> _WHAT NEEDS TO BE DONE_
Copy every row below exactly as it appears, character for character.

>> begin

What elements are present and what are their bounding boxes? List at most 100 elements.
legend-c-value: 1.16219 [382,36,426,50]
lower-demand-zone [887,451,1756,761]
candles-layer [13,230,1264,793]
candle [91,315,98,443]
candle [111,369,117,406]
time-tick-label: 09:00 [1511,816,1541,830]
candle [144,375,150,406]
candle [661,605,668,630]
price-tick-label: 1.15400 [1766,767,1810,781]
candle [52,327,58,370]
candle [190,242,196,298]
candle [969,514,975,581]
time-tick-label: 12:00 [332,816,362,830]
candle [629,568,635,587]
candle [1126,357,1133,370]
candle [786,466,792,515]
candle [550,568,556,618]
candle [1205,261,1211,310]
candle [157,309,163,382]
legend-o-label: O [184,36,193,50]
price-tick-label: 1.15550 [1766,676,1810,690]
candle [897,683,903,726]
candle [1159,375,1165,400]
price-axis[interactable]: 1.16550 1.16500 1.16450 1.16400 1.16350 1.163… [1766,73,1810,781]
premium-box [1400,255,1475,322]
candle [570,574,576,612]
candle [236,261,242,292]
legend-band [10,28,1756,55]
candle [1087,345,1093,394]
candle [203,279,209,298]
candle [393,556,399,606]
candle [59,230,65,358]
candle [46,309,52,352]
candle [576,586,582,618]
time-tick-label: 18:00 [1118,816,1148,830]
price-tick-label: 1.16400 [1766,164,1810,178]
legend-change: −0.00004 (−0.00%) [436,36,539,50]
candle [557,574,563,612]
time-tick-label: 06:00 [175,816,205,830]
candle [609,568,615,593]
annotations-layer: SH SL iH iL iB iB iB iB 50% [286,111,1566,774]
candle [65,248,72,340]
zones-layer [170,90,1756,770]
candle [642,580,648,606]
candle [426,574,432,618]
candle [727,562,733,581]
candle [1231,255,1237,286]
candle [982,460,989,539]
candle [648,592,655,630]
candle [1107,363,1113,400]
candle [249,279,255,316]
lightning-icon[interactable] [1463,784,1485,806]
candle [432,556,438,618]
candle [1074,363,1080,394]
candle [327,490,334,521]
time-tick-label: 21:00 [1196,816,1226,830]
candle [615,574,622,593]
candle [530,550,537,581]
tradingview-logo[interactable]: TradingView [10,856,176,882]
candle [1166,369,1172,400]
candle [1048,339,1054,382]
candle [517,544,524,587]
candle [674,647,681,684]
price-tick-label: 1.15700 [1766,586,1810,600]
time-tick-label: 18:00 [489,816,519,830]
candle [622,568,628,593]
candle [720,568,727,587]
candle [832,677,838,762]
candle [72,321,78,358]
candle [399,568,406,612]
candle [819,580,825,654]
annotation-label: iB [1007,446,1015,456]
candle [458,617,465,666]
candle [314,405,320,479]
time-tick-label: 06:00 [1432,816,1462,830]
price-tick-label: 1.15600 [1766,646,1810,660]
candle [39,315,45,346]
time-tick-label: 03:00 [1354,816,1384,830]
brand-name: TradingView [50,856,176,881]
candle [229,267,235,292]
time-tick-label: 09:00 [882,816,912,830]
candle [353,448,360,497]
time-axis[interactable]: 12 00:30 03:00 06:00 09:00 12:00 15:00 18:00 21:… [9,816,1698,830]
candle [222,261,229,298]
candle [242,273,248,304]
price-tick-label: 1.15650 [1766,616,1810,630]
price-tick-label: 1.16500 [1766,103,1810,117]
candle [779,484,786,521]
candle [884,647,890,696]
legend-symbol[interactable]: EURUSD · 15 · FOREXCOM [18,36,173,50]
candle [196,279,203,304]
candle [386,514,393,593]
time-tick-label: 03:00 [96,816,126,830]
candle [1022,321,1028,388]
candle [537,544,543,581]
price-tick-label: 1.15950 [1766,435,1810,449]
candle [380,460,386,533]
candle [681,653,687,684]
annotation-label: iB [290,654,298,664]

>> end

> _FINAL RESULT_
What elements are present and what are their bounding boxes? List at most 100 elements.
legend-c-value: 1.16219 [382,36,426,50]
lower-demand-zone [887,451,1756,761]
candles-layer [13,230,1264,793]
candle [91,315,98,443]
candle [111,369,117,406]
time-tick-label: 09:00 [1511,816,1541,830]
candle [144,375,150,406]
candle [661,605,668,630]
price-tick-label: 1.15400 [1766,767,1810,781]
candle [52,327,58,370]
candle [190,242,196,298]
candle [969,514,975,581]
time-tick-label: 12:00 [332,816,362,830]
candle [629,568,635,587]
candle [1126,357,1133,370]
candle [786,466,792,515]
candle [550,568,556,618]
candle [1205,261,1211,310]
candle [157,309,163,382]
legend-o-label: O [184,36,193,50]
price-tick-label: 1.15550 [1766,676,1810,690]
candle [897,683,903,726]
candle [1159,375,1165,400]
price-axis[interactable]: 1.16550 1.16500 1.16450 1.16400 1.16350 1.163… [1766,73,1810,781]
premium-box [1400,255,1475,322]
candle [570,574,576,612]
candle [236,261,242,292]
legend-band [10,28,1756,55]
candle [1087,345,1093,394]
candle [203,279,209,298]
candle [393,556,399,606]
candle [59,230,65,358]
candle [46,309,52,352]
candle [576,586,582,618]
time-tick-label: 18:00 [1118,816,1148,830]
price-tick-label: 1.16400 [1766,164,1810,178]
legend-change: −0.00004 (−0.00%) [436,36,539,50]
candle [557,574,563,612]
time-tick-label: 06:00 [175,816,205,830]
candle [609,568,615,593]
annotations-layer: SH SL iH iL iB iB iB iB 50% [286,111,1566,774]
candle [65,248,72,340]
zones-layer [170,90,1756,770]
candle [642,580,648,606]
candle [426,574,432,618]
candle [727,562,733,581]
candle [1231,255,1237,286]
candle [982,460,989,539]
candle [648,592,655,630]
candle [1107,363,1113,400]
candle [249,279,255,316]
lightning-icon[interactable] [1463,784,1485,806]
candle [432,556,438,618]
candle [1074,363,1080,394]
candle [327,490,334,521]
time-tick-label: 21:00 [1196,816,1226,830]
candle [615,574,622,593]
candle [530,550,537,581]
tradingview-logo[interactable]: TradingView [10,856,176,882]
candle [1166,369,1172,400]
candle [1048,339,1054,382]
candle [517,544,524,587]
candle [674,647,681,684]
price-tick-label: 1.15700 [1766,586,1810,600]
time-tick-label: 18:00 [489,816,519,830]
candle [622,568,628,593]
candle [720,568,727,587]
candle [832,677,838,762]
candle [72,321,78,358]
candle [399,568,406,612]
candle [819,580,825,654]
annotation-label: iB [1007,446,1015,456]
candle [458,617,465,666]
candle [314,405,320,479]
time-tick-label: 06:00 [1432,816,1462,830]
price-tick-label: 1.15600 [1766,646,1810,660]
candle [39,315,45,346]
time-tick-label: 03:00 [1354,816,1384,830]
brand-name: TradingView [50,856,176,881]
candle [229,267,235,292]
time-tick-label: 09:00 [882,816,912,830]
candle [353,448,360,497]
time-axis[interactable]: 12 00:30 03:00 06:00 09:00 12:00 15:00 18:00 21:… [9,816,1698,830]
candle [222,261,229,298]
candle [242,273,248,304]
price-tick-label: 1.15650 [1766,616,1810,630]
price-tick-label: 1.16500 [1766,103,1810,117]
candle [779,484,786,521]
candle [884,647,890,696]
legend-symbol[interactable]: EURUSD · 15 · FOREXCOM [18,36,173,50]
candle [196,279,203,304]
candle [386,514,393,593]
time-tick-label: 03:00 [96,816,126,830]
candle [1022,321,1028,388]
candle [537,544,543,581]
price-tick-label: 1.15950 [1766,435,1810,449]
candle [380,460,386,533]
candle [681,653,687,684]
annotation-label: iB [290,654,298,664]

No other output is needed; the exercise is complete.